#### Records shown
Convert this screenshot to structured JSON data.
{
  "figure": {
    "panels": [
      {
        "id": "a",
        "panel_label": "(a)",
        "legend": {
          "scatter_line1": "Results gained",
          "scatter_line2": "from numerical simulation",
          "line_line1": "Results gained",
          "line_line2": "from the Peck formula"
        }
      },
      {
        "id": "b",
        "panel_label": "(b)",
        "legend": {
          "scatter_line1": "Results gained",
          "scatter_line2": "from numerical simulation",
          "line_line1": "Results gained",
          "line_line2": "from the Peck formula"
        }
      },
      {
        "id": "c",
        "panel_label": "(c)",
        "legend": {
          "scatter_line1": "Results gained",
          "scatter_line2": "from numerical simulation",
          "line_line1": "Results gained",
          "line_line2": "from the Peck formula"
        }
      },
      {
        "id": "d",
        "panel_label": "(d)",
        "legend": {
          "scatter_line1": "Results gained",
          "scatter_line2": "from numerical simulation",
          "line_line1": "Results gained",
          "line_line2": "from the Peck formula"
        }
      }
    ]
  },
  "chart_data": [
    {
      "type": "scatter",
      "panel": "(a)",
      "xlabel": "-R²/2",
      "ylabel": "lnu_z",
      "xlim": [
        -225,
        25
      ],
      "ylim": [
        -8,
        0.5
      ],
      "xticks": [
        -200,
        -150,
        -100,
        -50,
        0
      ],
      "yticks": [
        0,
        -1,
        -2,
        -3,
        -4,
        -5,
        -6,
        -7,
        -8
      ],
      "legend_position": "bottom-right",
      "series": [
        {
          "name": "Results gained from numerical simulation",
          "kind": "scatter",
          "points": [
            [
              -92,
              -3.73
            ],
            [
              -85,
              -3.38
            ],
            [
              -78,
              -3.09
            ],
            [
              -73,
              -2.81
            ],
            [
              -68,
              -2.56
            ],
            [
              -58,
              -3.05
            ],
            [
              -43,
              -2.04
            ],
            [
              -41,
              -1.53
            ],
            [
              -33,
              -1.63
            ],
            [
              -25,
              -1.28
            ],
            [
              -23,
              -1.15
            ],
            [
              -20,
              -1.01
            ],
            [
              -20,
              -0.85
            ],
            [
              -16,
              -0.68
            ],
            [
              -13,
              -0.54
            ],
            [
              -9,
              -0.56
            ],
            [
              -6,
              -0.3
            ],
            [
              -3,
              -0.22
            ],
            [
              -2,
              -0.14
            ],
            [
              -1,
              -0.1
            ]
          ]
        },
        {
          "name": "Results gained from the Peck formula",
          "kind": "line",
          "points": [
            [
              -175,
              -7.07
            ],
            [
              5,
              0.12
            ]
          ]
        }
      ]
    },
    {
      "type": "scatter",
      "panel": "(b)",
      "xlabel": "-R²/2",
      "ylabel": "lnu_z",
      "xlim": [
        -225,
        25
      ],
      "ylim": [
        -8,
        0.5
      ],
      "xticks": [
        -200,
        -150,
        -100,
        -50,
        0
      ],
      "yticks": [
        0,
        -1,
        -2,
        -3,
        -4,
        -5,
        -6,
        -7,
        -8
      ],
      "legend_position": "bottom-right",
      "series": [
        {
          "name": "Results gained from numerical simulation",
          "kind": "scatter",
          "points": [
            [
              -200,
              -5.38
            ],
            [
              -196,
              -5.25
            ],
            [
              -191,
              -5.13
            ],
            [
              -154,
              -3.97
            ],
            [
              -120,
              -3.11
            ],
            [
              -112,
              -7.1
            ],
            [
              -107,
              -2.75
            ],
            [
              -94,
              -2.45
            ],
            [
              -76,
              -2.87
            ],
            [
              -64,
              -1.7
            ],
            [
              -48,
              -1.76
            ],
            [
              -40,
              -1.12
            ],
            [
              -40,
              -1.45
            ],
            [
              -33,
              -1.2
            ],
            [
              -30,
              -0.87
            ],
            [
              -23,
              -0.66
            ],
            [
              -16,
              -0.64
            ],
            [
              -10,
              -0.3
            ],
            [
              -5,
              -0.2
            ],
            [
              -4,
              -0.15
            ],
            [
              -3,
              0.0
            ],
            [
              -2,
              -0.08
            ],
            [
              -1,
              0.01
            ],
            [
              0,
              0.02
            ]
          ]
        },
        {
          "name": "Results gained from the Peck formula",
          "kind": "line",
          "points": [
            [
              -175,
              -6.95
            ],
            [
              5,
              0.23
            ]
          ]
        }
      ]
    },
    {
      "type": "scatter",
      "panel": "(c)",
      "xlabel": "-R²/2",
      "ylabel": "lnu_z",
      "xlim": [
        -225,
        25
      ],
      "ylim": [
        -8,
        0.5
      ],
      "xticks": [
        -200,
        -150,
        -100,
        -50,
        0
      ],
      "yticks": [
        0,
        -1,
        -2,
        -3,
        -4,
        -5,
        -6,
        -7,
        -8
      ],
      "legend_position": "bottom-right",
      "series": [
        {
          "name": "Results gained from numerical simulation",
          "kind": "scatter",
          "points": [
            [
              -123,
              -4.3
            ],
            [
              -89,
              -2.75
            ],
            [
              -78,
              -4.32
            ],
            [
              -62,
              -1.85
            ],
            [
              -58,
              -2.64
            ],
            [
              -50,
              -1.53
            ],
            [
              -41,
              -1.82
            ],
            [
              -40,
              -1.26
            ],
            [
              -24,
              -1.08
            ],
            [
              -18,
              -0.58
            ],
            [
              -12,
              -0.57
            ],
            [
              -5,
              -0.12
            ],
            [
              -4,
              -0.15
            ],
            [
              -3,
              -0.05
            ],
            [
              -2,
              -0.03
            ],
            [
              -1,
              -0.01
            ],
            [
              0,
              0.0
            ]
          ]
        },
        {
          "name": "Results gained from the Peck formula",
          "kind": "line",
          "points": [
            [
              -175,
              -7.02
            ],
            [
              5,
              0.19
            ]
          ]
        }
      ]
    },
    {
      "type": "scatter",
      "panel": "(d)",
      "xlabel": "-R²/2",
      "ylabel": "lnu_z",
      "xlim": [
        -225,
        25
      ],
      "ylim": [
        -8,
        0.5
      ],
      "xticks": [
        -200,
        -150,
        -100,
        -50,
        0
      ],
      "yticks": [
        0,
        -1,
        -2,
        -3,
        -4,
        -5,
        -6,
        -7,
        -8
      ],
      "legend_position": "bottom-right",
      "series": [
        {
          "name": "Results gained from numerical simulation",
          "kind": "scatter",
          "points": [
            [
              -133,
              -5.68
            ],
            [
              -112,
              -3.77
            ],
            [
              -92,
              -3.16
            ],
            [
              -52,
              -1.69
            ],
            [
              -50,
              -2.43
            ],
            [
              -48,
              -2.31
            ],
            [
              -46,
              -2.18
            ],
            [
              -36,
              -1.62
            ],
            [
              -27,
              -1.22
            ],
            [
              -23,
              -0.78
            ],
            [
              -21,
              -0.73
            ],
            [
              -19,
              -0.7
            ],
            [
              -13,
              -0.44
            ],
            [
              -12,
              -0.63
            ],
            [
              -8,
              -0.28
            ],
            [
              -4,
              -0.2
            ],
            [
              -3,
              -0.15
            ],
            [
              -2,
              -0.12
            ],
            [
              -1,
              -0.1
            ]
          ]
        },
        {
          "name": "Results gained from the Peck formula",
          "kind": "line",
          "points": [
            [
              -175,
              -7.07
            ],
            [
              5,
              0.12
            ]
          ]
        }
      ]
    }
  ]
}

#### Description of the task
Repeat the data precisely, line by line.

#### Result of the exercise
Convert this screenshot to structured JSON data.
{
  "figure": {
    "panels": [
      {
        "id": "a",
        "panel_label": "(a)",
        "legend": {
          "scatter_line1": "Results gained",
          "scatter_line2": "from numerical simulation",
          "line_line1": "Results gained",
          "line_line2": "from the Peck formula"
        }
      },
      {
        "id": "b",
        "panel_label": "(b)",
        "legend": {
          "scatter_line1": "Results gained",
          "scatter_line2": "from numerical simulation",
          "line_line1": "Results gained",
          "line_line2": "from the Peck formula"
        }
      },
      {
        "id": "c",
        "panel_label": "(c)",
        "legend": {
          "scatter_line1": "Results gained",
          "scatter_line2": "from numerical simulation",
          "line_line1": "Results gained",
          "line_line2": "from the Peck formula"
        }
      },
      {
        "id": "d",
        "panel_label": "(d)",
        "legend": {
          "scatter_line1": "Results gained",
          "scatter_line2": "from numerical simulation",
          "line_line1": "Results gained",
          "line_line2": "from the Peck formula"
        }
      }
    ]
  },
  "chart_data": [
    {
      "type": "scatter",
      "panel": "(a)",
      "xlabel": "-R²/2",
      "ylabel": "lnu_z",
      "xlim": [
        -225,
        25
      ],
      "ylim": [
        -8,
        0.5
      ],
      "xticks": [
        -200,
        -150,
        -100,
        -50,
        0
      ],
      "yticks": [
        0,
        -1,
        -2,
        -3,
        -4,
        -5,
        -6,
        -7,
        -8
      ],
      "legend_position": "bottom-right",
      "series": [
        {
          "name": "Results gained from numerical simulation",
          "kind": "scatter",
          "points": [
            [
              -92,
              -3.73
            ],
            [
              -85,
              -3.38
            ],
            [
              -78,
              -3.09
            ],
            [
              -73,
              -2.81
            ],
            [
              -68,
              -2.56
            ],
            [
              -58,
              -3.05
            ],
            [
              -43,
              -2.04
            ],
            [
              -41,
              -1.53
            ],
            [
              -33,
              -1.63
            ],
            [
              -25,
              -1.28
            ],
            [
              -23,
              -1.15
            ],
            [
              -20,
              -1.01
            ],
            [
              -20,
              -0.85
            ],
            [
              -16,
              -0.68
            ],
            [
              -13,
              -0.54
            ],
            [
              -9,
              -0.56
            ],
            [
              -6,
              -0.3
            ],
            [
              -3,
              -0.22
            ],
            [
              -2,
              -0.14
            ],
            [
              -1,
              -0.1
            ]
          ]
        },
        {
          "name": "Results gained from the Peck formula",
          "kind": "line",
          "points": [
            [
              -175,
              -7.07
            ],
            [
              5,
              0.12
            ]
          ]
        }
      ]
    },
    {
      "type": "scatter",
      "panel": "(b)",
      "xlabel": "-R²/2",
      "ylabel": "lnu_z",
      "xlim": [
        -225,
        25
      ],
      "ylim": [
        -8,
        0.5
      ],
      "xticks": [
        -200,
        -150,
        -100,
        -50,
        0
      ],
      "yticks": [
        0,
        -1,
        -2,
        -3,
        -4,
        -5,
        -6,
        -7,
        -8
      ],
      "legend_position": "bottom-right",
      "series": [
        {
          "name": "Results gained from numerical simulation",
          "kind": "scatter",
          "points": [
            [
              -200,
              -5.38
            ],
            [
              -196,
              -5.25
            ],
            [
              -191,
              -5.13
            ],
            [
              -154,
              -3.97
            ],
            [
              -120,
              -3.11
            ],
            [
              -112,
              -7.1
            ],
            [
              -107,
              -2.75
            ],
            [
              -94,
              -2.45
            ],
            [
              -76,
              -2.87
            ],
            [
              -64,
              -1.7
            ],
            [
              -48,
              -1.76
            ],
            [
              -40,
              -1.12
            ],
            [
              -40,
              -1.45
            ],
            [
              -33,
              -1.2
            ],
            [
              -30,
              -0.87
            ],
            [
              -23,
              -0.66
            ],
            [
              -16,
              -0.64
            ],
            [
              -10,
              -0.3
            ],
            [
              -5,
              -0.2
            ],
            [
              -4,
              -0.15
            ],
            [
              -3,
              0.0
            ],
            [
              -2,
              -0.08
            ],
            [
              -1,
              0.01
            ],
            [
              0,
              0.02
            ]
          ]
        },
        {
          "name": "Results gained from the Peck formula",
          "kind": "line",
          "points": [
            [
              -175,
              -6.95
            ],
            [
              5,
              0.23
            ]
          ]
        }
      ]
    },
    {
      "type": "scatter",
      "panel": "(c)",
      "xlabel": "-R²/2",
      "ylabel": "lnu_z",
      "xlim": [
        -225,
        25
      ],
      "ylim": [
        -8,
        0.5
      ],
      "xticks": [
        -200,
        -150,
        -100,
        -50,
        0
      ],
      "yticks": [
        0,
        -1,
        -2,
        -3,
        -4,
        -5,
        -6,
        -7,
        -8
      ],
      "legend_position": "bottom-right",
      "series": [
        {
          "name": "Results gained from numerical simulation",
          "kind": "scatter",
          "points": [
            [
              -123,
              -4.3
            ],
            [
              -89,
              -2.75
            ],
            [
              -78,
              -4.32
            ],
            [
              -62,
              -1.85
            ],
            [
              -58,
              -2.64
            ],
            [
              -50,
              -1.53
            ],
            [
              -41,
              -1.82
            ],
            [
              -40,
              -1.26
            ],
            [
              -24,
              -1.08
            ],
            [
              -18,
              -0.58
            ],
            [
              -12,
              -0.57
            ],
            [
              -5,
              -0.12
            ],
            [
              -4,
              -0.15
            ],
            [
              -3,
              -0.05
            ],
            [
              -2,
              -0.03
            ],
            [
              -1,
              -0.01
            ],
            [
              0,
              0.0
            ]
          ]
        },
        {
          "name": "Results gained from the Peck formula",
          "kind": "line",
          "points": [
            [
              -175,
              -7.02
            ],
            [
              5,
              0.19
            ]
          ]
        }
      ]
    },
    {
      "type": "scatter",
      "panel": "(d)",
      "xlabel": "-R²/2",
      "ylabel": "lnu_z",
      "xlim": [
        -225,
        25
      ],
      "ylim": [
        -8,
        0.5
      ],
      "xticks": [
        -200,
        -150,
        -100,
        -50,
        0
      ],
      "yticks": [
        0,
        -1,
        -2,
        -3,
        -4,
        -5,
        -6,
        -7,
        -8
      ],
      "legend_position": "bottom-right",
      "series": [
        {
          "name": "Results gained from numerical simulation",
          "kind": "scatter",
          "points": [
            [
              -133,
              -5.68
            ],
            [
              -112,
              -3.77
            ],
            [
              -92,
              -3.16
            ],
            [
              -52,
              -1.69
            ],
            [
              -50,
              -2.43
            ],
            [
              -48,
              -2.31
            ],
            [
              -46,
              -2.18
            ],
            [
              -36,
              -1.62
            ],
            [
              -27,
              -1.22
            ],
            [
              -23,
              -0.78
            ],
            [
              -21,
              -0.73
            ],
            [
              -19,
              -0.7
            ],
            [
              -13,
              -0.44
            ],
            [
              -12,
              -0.63
            ],
            [
              -8,
              -0.28
            ],
            [
              -4,
              -0.2
            ],
            [
              -3,
              -0.15
            ],
            [
              -2,
              -0.12
            ],
            [
              -1,
              -0.1
            ]
          ]
        },
        {
          "name": "Results gained from the Peck formula",
          "kind": "line",
          "points": [
            [
              -175,
              -7.07
            ],
            [
              5,
              0.12
            ]
          ]
        }
      ]
    }
  ]
}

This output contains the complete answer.